**The problem:** Each line that follows should be printed again exactly as it stands.

**Collected data:**
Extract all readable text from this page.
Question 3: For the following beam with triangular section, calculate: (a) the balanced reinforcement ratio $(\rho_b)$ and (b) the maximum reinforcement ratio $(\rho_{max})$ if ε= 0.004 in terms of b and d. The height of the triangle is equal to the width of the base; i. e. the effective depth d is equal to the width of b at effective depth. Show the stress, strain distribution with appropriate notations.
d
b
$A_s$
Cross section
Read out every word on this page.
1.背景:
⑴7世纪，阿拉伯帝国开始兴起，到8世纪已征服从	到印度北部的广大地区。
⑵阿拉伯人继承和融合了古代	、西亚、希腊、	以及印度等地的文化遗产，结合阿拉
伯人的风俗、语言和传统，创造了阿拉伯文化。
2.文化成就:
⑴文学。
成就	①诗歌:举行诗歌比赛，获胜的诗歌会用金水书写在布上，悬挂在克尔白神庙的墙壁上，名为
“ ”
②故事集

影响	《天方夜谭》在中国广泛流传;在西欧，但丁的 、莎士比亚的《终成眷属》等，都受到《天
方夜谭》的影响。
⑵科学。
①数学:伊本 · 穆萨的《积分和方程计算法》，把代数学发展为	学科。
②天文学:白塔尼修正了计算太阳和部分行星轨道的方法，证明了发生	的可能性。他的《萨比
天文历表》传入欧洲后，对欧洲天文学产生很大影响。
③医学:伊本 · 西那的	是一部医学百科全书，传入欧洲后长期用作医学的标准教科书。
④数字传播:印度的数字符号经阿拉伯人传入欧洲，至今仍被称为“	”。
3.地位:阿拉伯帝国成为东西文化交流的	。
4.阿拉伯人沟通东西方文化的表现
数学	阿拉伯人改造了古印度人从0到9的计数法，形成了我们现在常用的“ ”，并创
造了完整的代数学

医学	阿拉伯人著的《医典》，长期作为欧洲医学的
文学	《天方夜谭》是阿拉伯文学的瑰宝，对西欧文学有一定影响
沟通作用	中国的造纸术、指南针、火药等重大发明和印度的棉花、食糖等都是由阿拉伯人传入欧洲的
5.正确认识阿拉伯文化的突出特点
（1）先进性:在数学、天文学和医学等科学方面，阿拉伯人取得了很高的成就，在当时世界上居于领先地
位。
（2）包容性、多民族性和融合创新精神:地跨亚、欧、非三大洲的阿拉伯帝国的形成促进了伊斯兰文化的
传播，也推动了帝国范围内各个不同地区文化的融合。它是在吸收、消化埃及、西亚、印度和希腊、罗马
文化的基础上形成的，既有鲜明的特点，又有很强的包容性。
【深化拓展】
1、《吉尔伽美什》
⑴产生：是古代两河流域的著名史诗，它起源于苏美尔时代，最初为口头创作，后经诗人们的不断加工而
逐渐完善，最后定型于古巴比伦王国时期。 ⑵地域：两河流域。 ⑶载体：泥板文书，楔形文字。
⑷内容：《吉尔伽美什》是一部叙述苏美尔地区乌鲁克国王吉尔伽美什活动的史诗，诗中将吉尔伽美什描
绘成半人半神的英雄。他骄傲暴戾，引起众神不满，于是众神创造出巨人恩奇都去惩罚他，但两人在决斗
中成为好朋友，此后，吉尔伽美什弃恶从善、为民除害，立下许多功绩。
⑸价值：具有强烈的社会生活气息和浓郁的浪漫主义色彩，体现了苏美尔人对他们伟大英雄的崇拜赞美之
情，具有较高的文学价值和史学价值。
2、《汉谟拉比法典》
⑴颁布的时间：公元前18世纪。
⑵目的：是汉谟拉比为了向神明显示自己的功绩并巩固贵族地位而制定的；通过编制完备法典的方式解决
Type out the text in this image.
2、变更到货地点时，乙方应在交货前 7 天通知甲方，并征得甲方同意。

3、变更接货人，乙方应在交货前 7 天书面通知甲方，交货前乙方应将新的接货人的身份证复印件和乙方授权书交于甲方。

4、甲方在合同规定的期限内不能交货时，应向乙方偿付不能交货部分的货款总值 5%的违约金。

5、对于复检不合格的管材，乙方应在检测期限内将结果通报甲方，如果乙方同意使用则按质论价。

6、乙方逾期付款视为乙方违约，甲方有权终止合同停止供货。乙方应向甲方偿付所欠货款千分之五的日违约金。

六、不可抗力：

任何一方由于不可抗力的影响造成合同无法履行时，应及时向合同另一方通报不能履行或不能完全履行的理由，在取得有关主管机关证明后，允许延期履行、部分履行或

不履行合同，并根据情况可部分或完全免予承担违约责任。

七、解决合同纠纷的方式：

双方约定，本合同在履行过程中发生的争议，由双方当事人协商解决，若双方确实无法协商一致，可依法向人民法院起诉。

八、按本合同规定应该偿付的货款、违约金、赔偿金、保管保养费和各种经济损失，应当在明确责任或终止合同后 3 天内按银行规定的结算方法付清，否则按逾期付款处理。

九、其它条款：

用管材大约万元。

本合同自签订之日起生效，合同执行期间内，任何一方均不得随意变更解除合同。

**Solution for this task:**
Extract all readable text from this page.
Question 3: For the following beam with triangular section, calculate: (a) the balanced reinforcement ratio $(\rho_b)$ and (b) the maximum reinforcement ratio $(\rho_{max})$ if ε= 0.004 in terms of b and d. The height of the triangle is equal to the width of the base; i. e. the effective depth d is equal to the width of b at effective depth. Show the stress, strain distribution with appropriate notations.
d
b
$A_s$
Cross section
Read out every word on this page.
1.背景:
⑴7世纪，阿拉伯帝国开始兴起，到8世纪已征服从	到印度北部的广大地区。
⑵阿拉伯人继承和融合了古代	、西亚、希腊、	以及印度等地的文化遗产，结合阿拉
伯人的风俗、语言和传统，创造了阿拉伯文化。
2.文化成就:
⑴文学。
成就	①诗歌:举行诗歌比赛，获胜的诗歌会用金水书写在布上，悬挂在克尔白神庙的墙壁上，名为
“ ”
②故事集

影响	《天方夜谭》在中国广泛流传;在西欧，但丁的 、莎士比亚的《终成眷属》等，都受到《天
方夜谭》的影响。
⑵科学。
①数学:伊本 · 穆萨的《积分和方程计算法》，把代数学发展为	学科。
②天文学:白塔尼修正了计算太阳和部分行星轨道的方法，证明了发生	的可能性。他的《萨比
天文历表》传入欧洲后，对欧洲天文学产生很大影响。
③医学:伊本 · 西那的	是一部医学百科全书，传入欧洲后长期用作医学的标准教科书。
④数字传播:印度的数字符号经阿拉伯人传入欧洲，至今仍被称为“	”。
3.地位:阿拉伯帝国成为东西文化交流的	。
4.阿拉伯人沟通东西方文化的表现
数学	阿拉伯人改造了古印度人从0到9的计数法，形成了我们现在常用的“ ”，并创
造了完整的代数学

医学	阿拉伯人著的《医典》，长期作为欧洲医学的
文学	《天方夜谭》是阿拉伯文学的瑰宝，对西欧文学有一定影响
沟通作用	中国的造纸术、指南针、火药等重大发明和印度的棉花、食糖等都是由阿拉伯人传入欧洲的
5.正确认识阿拉伯文化的突出特点
（1）先进性:在数学、天文学和医学等科学方面，阿拉伯人取得了很高的成就，在当时世界上居于领先地
位。
（2）包容性、多民族性和融合创新精神:地跨亚、欧、非三大洲的阿拉伯帝国的形成促进了伊斯兰文化的
传播，也推动了帝国范围内各个不同地区文化的融合。它是在吸收、消化埃及、西亚、印度和希腊、罗马
文化的基础上形成的，既有鲜明的特点，又有很强的包容性。
【深化拓展】
1、《吉尔伽美什》
⑴产生：是古代两河流域的著名史诗，它起源于苏美尔时代，最初为口头创作，后经诗人们的不断加工而
逐渐完善，最后定型于古巴比伦王国时期。 ⑵地域：两河流域。 ⑶载体：泥板文书，楔形文字。
⑷内容：《吉尔伽美什》是一部叙述苏美尔地区乌鲁克国王吉尔伽美什活动的史诗，诗中将吉尔伽美什描
绘成半人半神的英雄。他骄傲暴戾，引起众神不满，于是众神创造出巨人恩奇都去惩罚他，但两人在决斗
中成为好朋友，此后，吉尔伽美什弃恶从善、为民除害，立下许多功绩。
⑸价值：具有强烈的社会生活气息和浓郁的浪漫主义色彩，体现了苏美尔人对他们伟大英雄的崇拜赞美之
情，具有较高的文学价值和史学价值。
2、《汉谟拉比法典》
⑴颁布的时间：公元前18世纪。
⑵目的：是汉谟拉比为了向神明显示自己的功绩并巩固贵族地位而制定的；通过编制完备法典的方式解决
Type out the text in this image.
2、变更到货地点时，乙方应在交货前 7 天通知甲方，并征得甲方同意。

3、变更接货人，乙方应在交货前 7 天书面通知甲方，交货前乙方应将新的接货人的身份证复印件和乙方授权书交于甲方。

4、甲方在合同规定的期限内不能交货时，应向乙方偿付不能交货部分的货款总值 5%的违约金。

5、对于复检不合格的管材，乙方应在检测期限内将结果通报甲方，如果乙方同意使用则按质论价。

6、乙方逾期付款视为乙方违约，甲方有权终止合同停止供货。乙方应向甲方偿付所欠货款千分之五的日违约金。

六、不可抗力：

任何一方由于不可抗力的影响造成合同无法履行时，应及时向合同另一方通报不能履行或不能完全履行的理由，在取得有关主管机关证明后，允许延期履行、部分履行或

不履行合同，并根据情况可部分或完全免予承担违约责任。

七、解决合同纠纷的方式：

双方约定，本合同在履行过程中发生的争议，由双方当事人协商解决，若双方确实无法协商一致，可依法向人民法院起诉。

八、按本合同规定应该偿付的货款、违约金、赔偿金、保管保养费和各种经济损失，应当在明确责任或终止合同后 3 天内按银行规定的结算方法付清，否则按逾期付款处理。

九、其它条款：

用管材大约万元。

本合同自签订之日起生效，合同执行期间内，任何一方均不得随意变更解除合同。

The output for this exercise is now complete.